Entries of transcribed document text
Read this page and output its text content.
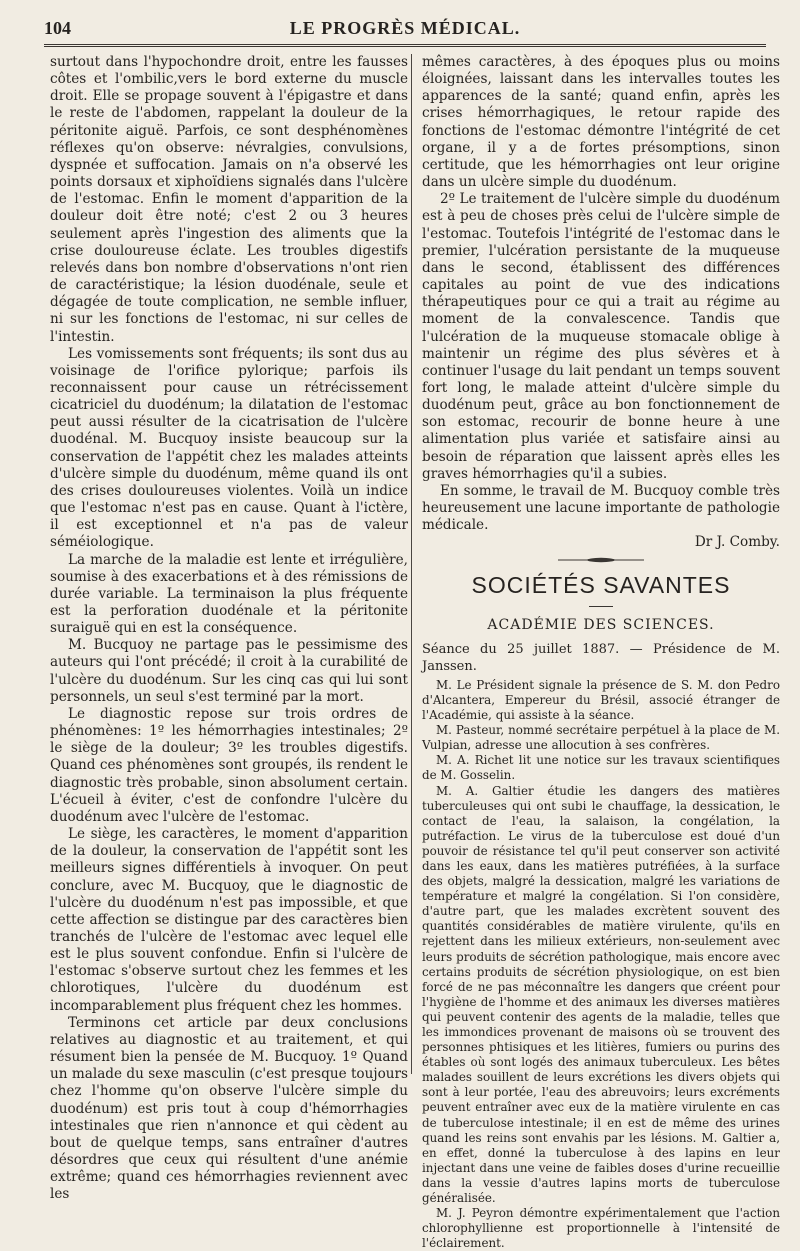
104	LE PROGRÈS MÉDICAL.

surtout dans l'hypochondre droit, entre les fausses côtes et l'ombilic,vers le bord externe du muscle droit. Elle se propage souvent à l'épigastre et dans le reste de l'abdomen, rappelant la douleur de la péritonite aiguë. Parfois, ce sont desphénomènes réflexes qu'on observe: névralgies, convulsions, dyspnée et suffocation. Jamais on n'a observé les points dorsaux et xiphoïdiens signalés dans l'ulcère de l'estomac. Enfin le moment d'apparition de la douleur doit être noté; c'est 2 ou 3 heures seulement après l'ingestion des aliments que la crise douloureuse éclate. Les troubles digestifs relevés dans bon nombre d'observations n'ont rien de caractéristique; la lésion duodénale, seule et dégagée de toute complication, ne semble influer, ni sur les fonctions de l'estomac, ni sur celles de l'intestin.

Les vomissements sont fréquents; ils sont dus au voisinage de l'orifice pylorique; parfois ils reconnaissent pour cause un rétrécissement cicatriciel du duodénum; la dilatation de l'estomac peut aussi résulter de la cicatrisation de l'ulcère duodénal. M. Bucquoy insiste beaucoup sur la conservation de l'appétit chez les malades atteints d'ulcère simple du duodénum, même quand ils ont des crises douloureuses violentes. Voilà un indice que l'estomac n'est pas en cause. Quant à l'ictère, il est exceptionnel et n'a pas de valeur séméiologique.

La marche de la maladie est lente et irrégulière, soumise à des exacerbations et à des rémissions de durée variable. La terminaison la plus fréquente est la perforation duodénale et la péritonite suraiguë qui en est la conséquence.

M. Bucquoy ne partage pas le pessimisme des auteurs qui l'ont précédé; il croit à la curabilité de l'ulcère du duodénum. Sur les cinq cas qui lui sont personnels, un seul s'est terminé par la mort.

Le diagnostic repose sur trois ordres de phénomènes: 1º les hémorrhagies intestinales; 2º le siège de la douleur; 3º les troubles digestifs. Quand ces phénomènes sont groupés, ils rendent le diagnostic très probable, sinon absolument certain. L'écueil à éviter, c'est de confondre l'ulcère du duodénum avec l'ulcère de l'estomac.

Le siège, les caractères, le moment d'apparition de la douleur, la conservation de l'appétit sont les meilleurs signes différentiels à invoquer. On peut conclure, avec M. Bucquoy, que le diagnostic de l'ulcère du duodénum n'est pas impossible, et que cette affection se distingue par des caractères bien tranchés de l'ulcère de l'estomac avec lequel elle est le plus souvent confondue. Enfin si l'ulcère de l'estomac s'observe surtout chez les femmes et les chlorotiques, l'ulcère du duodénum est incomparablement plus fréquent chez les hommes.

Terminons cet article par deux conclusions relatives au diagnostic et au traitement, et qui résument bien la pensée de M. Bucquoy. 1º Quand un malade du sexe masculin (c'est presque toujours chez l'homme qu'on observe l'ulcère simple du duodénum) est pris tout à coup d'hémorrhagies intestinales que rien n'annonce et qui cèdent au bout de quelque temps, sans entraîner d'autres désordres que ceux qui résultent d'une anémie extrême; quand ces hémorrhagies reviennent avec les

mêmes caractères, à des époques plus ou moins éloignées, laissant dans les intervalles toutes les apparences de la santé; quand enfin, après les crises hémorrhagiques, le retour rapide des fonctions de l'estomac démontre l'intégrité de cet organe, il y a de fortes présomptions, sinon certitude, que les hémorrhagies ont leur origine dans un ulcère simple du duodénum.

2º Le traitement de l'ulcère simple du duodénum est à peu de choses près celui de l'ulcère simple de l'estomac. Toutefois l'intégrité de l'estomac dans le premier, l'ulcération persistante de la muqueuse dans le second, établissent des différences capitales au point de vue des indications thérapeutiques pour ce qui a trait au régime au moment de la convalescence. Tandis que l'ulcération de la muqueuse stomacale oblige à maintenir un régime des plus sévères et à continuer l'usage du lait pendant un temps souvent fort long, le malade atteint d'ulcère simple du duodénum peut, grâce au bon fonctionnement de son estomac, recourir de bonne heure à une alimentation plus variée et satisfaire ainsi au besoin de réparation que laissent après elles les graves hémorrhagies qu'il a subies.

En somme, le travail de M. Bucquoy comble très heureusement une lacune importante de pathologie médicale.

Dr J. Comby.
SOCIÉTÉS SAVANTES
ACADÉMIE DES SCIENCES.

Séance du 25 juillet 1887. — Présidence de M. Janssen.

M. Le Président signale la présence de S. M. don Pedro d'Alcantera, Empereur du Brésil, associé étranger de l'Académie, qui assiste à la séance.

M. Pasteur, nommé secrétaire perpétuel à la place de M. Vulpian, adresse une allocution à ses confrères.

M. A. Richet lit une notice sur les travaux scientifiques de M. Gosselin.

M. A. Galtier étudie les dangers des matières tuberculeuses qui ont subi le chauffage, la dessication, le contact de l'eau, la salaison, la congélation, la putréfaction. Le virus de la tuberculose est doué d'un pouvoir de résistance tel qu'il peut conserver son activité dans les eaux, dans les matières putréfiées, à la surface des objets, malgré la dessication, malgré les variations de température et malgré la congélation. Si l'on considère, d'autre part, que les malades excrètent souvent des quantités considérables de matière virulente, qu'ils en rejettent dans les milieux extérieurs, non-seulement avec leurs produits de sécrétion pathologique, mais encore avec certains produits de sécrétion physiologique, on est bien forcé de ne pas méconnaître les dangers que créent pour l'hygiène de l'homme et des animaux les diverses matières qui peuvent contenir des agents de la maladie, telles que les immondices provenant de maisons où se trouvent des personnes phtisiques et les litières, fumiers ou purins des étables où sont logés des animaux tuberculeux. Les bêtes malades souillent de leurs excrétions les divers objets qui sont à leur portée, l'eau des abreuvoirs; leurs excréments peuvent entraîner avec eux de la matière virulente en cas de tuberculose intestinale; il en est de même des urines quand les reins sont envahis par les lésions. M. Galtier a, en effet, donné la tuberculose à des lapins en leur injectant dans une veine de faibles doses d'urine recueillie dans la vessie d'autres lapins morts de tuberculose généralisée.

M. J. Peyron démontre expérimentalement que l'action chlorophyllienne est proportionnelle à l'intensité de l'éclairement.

# DIRECTIONS FOR THIS TASK:
Copy the data character for character, but drop all pictures from the copy.

# RESPONSE TO THIS TASK:
Read this page and output its text content.
104	LE PROGRÈS MÉDICAL.

surtout dans l'hypochondre droit, entre les fausses côtes et l'ombilic,vers le bord externe du muscle droit. Elle se propage souvent à l'épigastre et dans le reste de l'abdomen, rappelant la douleur de la péritonite aiguë. Parfois, ce sont desphénomènes réflexes qu'on observe: névralgies, convulsions, dyspnée et suffocation. Jamais on n'a observé les points dorsaux et xiphoïdiens signalés dans l'ulcère de l'estomac. Enfin le moment d'apparition de la douleur doit être noté; c'est 2 ou 3 heures seulement après l'ingestion des aliments que la crise douloureuse éclate. Les troubles digestifs relevés dans bon nombre d'observations n'ont rien de caractéristique; la lésion duodénale, seule et dégagée de toute complication, ne semble influer, ni sur les fonctions de l'estomac, ni sur celles de l'intestin.

Les vomissements sont fréquents; ils sont dus au voisinage de l'orifice pylorique; parfois ils reconnaissent pour cause un rétrécissement cicatriciel du duodénum; la dilatation de l'estomac peut aussi résulter de la cicatrisation de l'ulcère duodénal. M. Bucquoy insiste beaucoup sur la conservation de l'appétit chez les malades atteints d'ulcère simple du duodénum, même quand ils ont des crises douloureuses violentes. Voilà un indice que l'estomac n'est pas en cause. Quant à l'ictère, il est exceptionnel et n'a pas de valeur séméiologique.

La marche de la maladie est lente et irrégulière, soumise à des exacerbations et à des rémissions de durée variable. La terminaison la plus fréquente est la perforation duodénale et la péritonite suraiguë qui en est la conséquence.

M. Bucquoy ne partage pas le pessimisme des auteurs qui l'ont précédé; il croit à la curabilité de l'ulcère du duodénum. Sur les cinq cas qui lui sont personnels, un seul s'est terminé par la mort.

Le diagnostic repose sur trois ordres de phénomènes: 1º les hémorrhagies intestinales; 2º le siège de la douleur; 3º les troubles digestifs. Quand ces phénomènes sont groupés, ils rendent le diagnostic très probable, sinon absolument certain. L'écueil à éviter, c'est de confondre l'ulcère du duodénum avec l'ulcère de l'estomac.

Le siège, les caractères, le moment d'apparition de la douleur, la conservation de l'appétit sont les meilleurs signes différentiels à invoquer. On peut conclure, avec M. Bucquoy, que le diagnostic de l'ulcère du duodénum n'est pas impossible, et que cette affection se distingue par des caractères bien tranchés de l'ulcère de l'estomac avec lequel elle est le plus souvent confondue. Enfin si l'ulcère de l'estomac s'observe surtout chez les femmes et les chlorotiques, l'ulcère du duodénum est incomparablement plus fréquent chez les hommes.

Terminons cet article par deux conclusions relatives au diagnostic et au traitement, et qui résument bien la pensée de M. Bucquoy. 1º Quand un malade du sexe masculin (c'est presque toujours chez l'homme qu'on observe l'ulcère simple du duodénum) est pris tout à coup d'hémorrhagies intestinales que rien n'annonce et qui cèdent au bout de quelque temps, sans entraîner d'autres désordres que ceux qui résultent d'une anémie extrême; quand ces hémorrhagies reviennent avec les

mêmes caractères, à des époques plus ou moins éloignées, laissant dans les intervalles toutes les apparences de la santé; quand enfin, après les crises hémorrhagiques, le retour rapide des fonctions de l'estomac démontre l'intégrité de cet organe, il y a de fortes présomptions, sinon certitude, que les hémorrhagies ont leur origine dans un ulcère simple du duodénum.

2º Le traitement de l'ulcère simple du duodénum est à peu de choses près celui de l'ulcère simple de l'estomac. Toutefois l'intégrité de l'estomac dans le premier, l'ulcération persistante de la muqueuse dans le second, établissent des différences capitales au point de vue des indications thérapeutiques pour ce qui a trait au régime au moment de la convalescence. Tandis que l'ulcération de la muqueuse stomacale oblige à maintenir un régime des plus sévères et à continuer l'usage du lait pendant un temps souvent fort long, le malade atteint d'ulcère simple du duodénum peut, grâce au bon fonctionnement de son estomac, recourir de bonne heure à une alimentation plus variée et satisfaire ainsi au besoin de réparation que laissent après elles les graves hémorrhagies qu'il a subies.

En somme, le travail de M. Bucquoy comble très heureusement une lacune importante de pathologie médicale.

Dr J. Comby.
SOCIÉTÉS SAVANTES
ACADÉMIE DES SCIENCES.

Séance du 25 juillet 1887. — Présidence de M. Janssen.

M. Le Président signale la présence de S. M. don Pedro d'Alcantera, Empereur du Brésil, associé étranger de l'Académie, qui assiste à la séance.

M. Pasteur, nommé secrétaire perpétuel à la place de M. Vulpian, adresse une allocution à ses confrères.

M. A. Richet lit une notice sur les travaux scientifiques de M. Gosselin.

M. A. Galtier étudie les dangers des matières tuberculeuses qui ont subi le chauffage, la dessication, le contact de l'eau, la salaison, la congélation, la putréfaction. Le virus de la tuberculose est doué d'un pouvoir de résistance tel qu'il peut conserver son activité dans les eaux, dans les matières putréfiées, à la surface des objets, malgré la dessication, malgré les variations de température et malgré la congélation. Si l'on considère, d'autre part, que les malades excrètent souvent des quantités considérables de matière virulente, qu'ils en rejettent dans les milieux extérieurs, non-seulement avec leurs produits de sécrétion pathologique, mais encore avec certains produits de sécrétion physiologique, on est bien forcé de ne pas méconnaître les dangers que créent pour l'hygiène de l'homme et des animaux les diverses matières qui peuvent contenir des agents de la maladie, telles que les immondices provenant de maisons où se trouvent des personnes phtisiques et les litières, fumiers ou purins des étables où sont logés des animaux tuberculeux. Les bêtes malades souillent de leurs excrétions les divers objets qui sont à leur portée, l'eau des abreuvoirs; leurs excréments peuvent entraîner avec eux de la matière virulente en cas de tuberculose intestinale; il en est de même des urines quand les reins sont envahis par les lésions. M. Galtier a, en effet, donné la tuberculose à des lapins en leur injectant dans une veine de faibles doses d'urine recueillie dans la vessie d'autres lapins morts de tuberculose généralisée.

M. J. Peyron démontre expérimentalement que l'action chlorophyllienne est proportionnelle à l'intensité de l'éclairement.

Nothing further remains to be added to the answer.